■ **Belge bölümü**:
---+---

Yapılan vurgular net, hedef açıktır. Sullivan, Trump dönemini ABD emperyalizminin çıkarlarını tam savunmamak, bunların değerlerini bilmemekle eleştirse de, Trump’ın NATO’nun Avrupalı müttefiklerini, “korumanın bedava olmadığı” yaklaşımıyla, GSYH hasılalarının yüzde 2’sini silahlanmaya harcamaya zorlaması, Çin’e karşı “ticaret savaşlarını” başlatması hatırlandığında, bu politikaların Biden döneminde uygulanan politikalara yolu ardına açmış olduğu açıktır. Evet, ittifaklar eski dönemde, o dönemin görevlerine uygun olarak şekillenmiştir. Şimdi dönem ve görev değişmiş, Çin’in ve Rusya’nın kuşatılması ve etkisiz hale getirilmesi görevi ilk sıraya yerleşerek “güncellenmiştir”. Kuzey Atlantik İttifakı, Pasifik’te de görev üstlenecek, başta askeri kapasitesi olmak üzere, ekonomik ve diplomatik tüm potansiyelini bu “yeni görevin” başarılması için seferber edecektir. Sullivan bu bölgedeki müttefikleri ve yanlarına çekmeye çalıştıkları bölge devletlerinin durumlarını abartılı bir biçimde değerlendirmektedir. ABD emperyalizminin İngiltere ile birlikte Pasifik bölgesindeki girişimleri şimdilik 4 “sağlam” müttefike sahiptir. Bunlar Japonya, Avustralya, Güney Kore ve Filipinler olarak öne çıkmaktadır.

---+---

■ **Yapılacak işler**:
1. ABD ittifakları üzerine yazıya göre şu soruları yanıtlayın:
(a) Trump, NATO'nun Avrupalı müttefiklerini GSYH hasılalarının yüzde kaçını silahlanmaya harcamaya zorlamıştır?
(b) Şimdiki dönemde hangi görev ilk sıraya yerleşmiştir?
(c) ABD'nin Pasifik bölgesindeki girişimlerinin dört "sağlam" müttefiki hangileridir?
2. ABD ittifakları üzerine yazıya göre ittifakların görevi neden "güncellenmiştir"? Bir ile üç cümle arasında açıklayın.
3. ABD ittifakları üzerine yazıyı son cümleden sonrasından sürdürün.
Öğeler bu işler için gerekli değildir.

---+---

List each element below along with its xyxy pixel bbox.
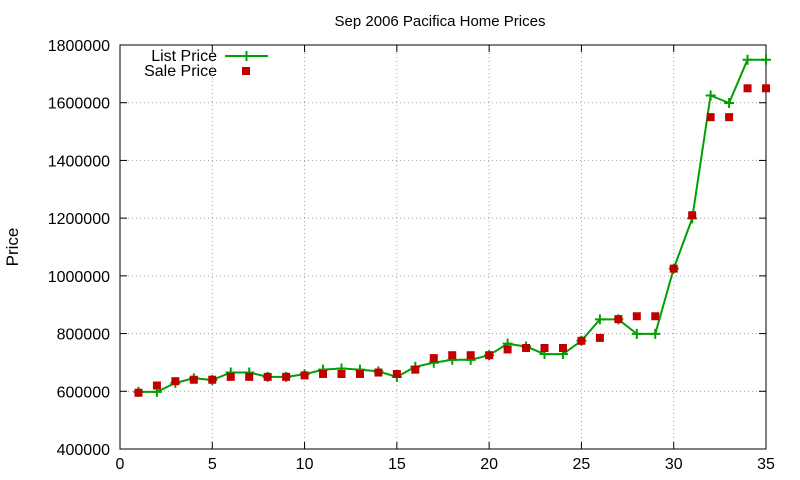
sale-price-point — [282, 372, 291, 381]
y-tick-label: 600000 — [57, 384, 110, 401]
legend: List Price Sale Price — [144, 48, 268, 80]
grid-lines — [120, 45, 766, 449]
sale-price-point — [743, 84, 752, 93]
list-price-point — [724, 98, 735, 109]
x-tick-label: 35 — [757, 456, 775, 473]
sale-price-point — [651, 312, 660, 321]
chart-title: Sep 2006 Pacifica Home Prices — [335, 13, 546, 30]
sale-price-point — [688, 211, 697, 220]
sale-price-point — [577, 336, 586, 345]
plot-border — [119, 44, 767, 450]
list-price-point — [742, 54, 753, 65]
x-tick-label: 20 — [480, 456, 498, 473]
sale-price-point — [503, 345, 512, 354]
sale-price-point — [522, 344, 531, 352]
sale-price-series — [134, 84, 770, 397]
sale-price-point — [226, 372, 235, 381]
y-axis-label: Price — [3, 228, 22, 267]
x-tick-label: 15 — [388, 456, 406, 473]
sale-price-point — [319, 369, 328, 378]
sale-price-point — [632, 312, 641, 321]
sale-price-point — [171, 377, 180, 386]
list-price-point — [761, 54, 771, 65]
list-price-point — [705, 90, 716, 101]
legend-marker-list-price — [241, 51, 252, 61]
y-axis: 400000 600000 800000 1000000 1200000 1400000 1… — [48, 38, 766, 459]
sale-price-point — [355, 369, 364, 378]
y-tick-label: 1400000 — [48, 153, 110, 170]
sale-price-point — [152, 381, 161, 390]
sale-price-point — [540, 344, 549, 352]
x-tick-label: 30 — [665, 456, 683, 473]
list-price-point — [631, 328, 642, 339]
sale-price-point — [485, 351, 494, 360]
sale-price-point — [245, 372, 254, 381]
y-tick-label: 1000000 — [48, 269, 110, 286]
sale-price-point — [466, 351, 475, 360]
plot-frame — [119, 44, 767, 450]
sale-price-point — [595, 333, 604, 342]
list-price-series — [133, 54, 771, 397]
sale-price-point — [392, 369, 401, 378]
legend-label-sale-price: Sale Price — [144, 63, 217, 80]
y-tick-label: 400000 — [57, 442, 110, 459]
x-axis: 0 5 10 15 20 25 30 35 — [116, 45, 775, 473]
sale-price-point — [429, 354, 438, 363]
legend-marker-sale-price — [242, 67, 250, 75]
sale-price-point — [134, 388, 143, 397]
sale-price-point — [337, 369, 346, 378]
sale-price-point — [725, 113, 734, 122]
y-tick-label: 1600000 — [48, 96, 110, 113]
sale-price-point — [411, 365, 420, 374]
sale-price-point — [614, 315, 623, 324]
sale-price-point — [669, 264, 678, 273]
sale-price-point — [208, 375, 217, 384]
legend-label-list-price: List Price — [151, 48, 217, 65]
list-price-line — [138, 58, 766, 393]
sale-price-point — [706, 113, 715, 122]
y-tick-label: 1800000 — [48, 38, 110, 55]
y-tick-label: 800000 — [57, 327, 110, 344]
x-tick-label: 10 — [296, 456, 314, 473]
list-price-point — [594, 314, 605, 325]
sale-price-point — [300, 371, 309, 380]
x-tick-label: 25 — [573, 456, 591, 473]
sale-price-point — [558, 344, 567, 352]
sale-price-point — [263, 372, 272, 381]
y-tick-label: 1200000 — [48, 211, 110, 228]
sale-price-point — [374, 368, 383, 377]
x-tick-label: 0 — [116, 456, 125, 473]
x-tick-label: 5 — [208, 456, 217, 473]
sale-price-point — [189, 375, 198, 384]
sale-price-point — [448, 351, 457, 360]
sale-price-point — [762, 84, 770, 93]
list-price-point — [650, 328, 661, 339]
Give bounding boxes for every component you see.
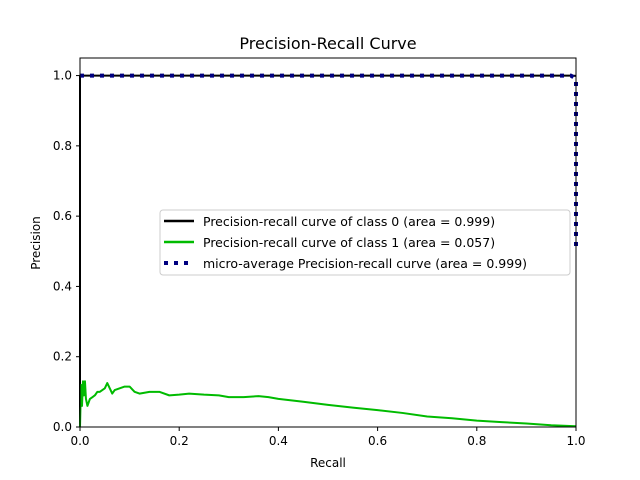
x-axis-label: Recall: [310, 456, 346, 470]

---+---

■ **Beklenen sonuçlar**:
1.
(a) Yüzde 2'sini.
(b) Çin'in ve Rusya'nın kuşatılması ve etkisiz hale getirilmesi görevi.
(c) Japonya, Avustralya, Güney Kore ve Filipinler.

2. İttifaklar eski dönemde o dönemin görevlerine uygun olarak şekillenmişti. Şimdi dönem ve görev değişmiştir. Bu yüzden Çin'in ve Rusya'nın kuşatılması ve etkisiz hale getirilmesi görevi ilk sıraya yerleşmiştir.

3.
Sullivan ABD emperyalizmini ayakta tutan ve kan taşıyan tekelleri ikna etme konusunu da ihmal etmemektedir. Onları ve politik aktörleri bu tür ittifakların hem güncel olarak hem de stratejik olarak gelecekte büyük yararlar sağlayacağını vurgulayarak, savunulan politikaya kazanmayı hedeflemektedir. Onlar ne de olsa müttefiklerle “paylaşım” konusunda pürüzler çıkarabilirler ya da yeterince ikna olmayabilirler! Sullivan bu ittifakların sonunda ABD emperyalizminin stratejik çıkarlarına hizmet edeceğini, onlara sömürü ve soygun için daha fazla alan açacağının garantisini vermektedir. Bunun için vurgusu ve çağrısı açık ve nettir.
‘Çin Yıkılmalıdır!’
Romalı senatör Cato senatodaki her konuşmasını “Kartaca yıkılmalıdır” çağrısı ile bitiriyordu. O böylece Kartaca’nın giderek artan etkisinin Roma’yı tehdit ettiğine vurgu yapıyor, bu durumun Kartaca’nın yıkılmasıyla bertaraf edilebileceğine inanıyordu. Roma’nın sonuçta bu amacını gerçekleştirdiği biliniyor. ABD emperyalizminin stratejisini çizenler de bugün özünde farklı bir şey söylemiyorlar. Beyaz Saray, Pentagon, onların emrindeki “düşünce kuruluşları” Çin’in nasıl etkisiz hale getirilebileceği üzerine politik çalışmalarını yoğunlaştırıyorlar. Ama onlar bu amacı gerçekleştirmek için önlerinde uzun ve zorlu bir yol olduğunu da itiraf ediyorlar, “sabırlı davranmanın” gereğine vurgu yapıyorlar.
“11 Eylül’den sonra ABD odağını terörist gruplara kaydırdı. Büyük güç çatışması riski uzak görünüyordu. Bu durum, Rusya’nın 2008’de Gürcistan’ı ve 2014’te Ukrayna’yı işgal etmesiyle, Çin’in aşırı askeri modernizasyonuyla ve Doğu Çin, Güney Çin Denizleri ve Tayvan Boğazı’nda artan askeri provokasyonlarıyla değişmeye başladı. Ancak Amerika’nın öncelikleri, büyük güçlerin saldırganlığını caydırma ve meydana geldiğinde karşılık verme zorluklarına yeterince hızlı uyum sağlamamıştı.”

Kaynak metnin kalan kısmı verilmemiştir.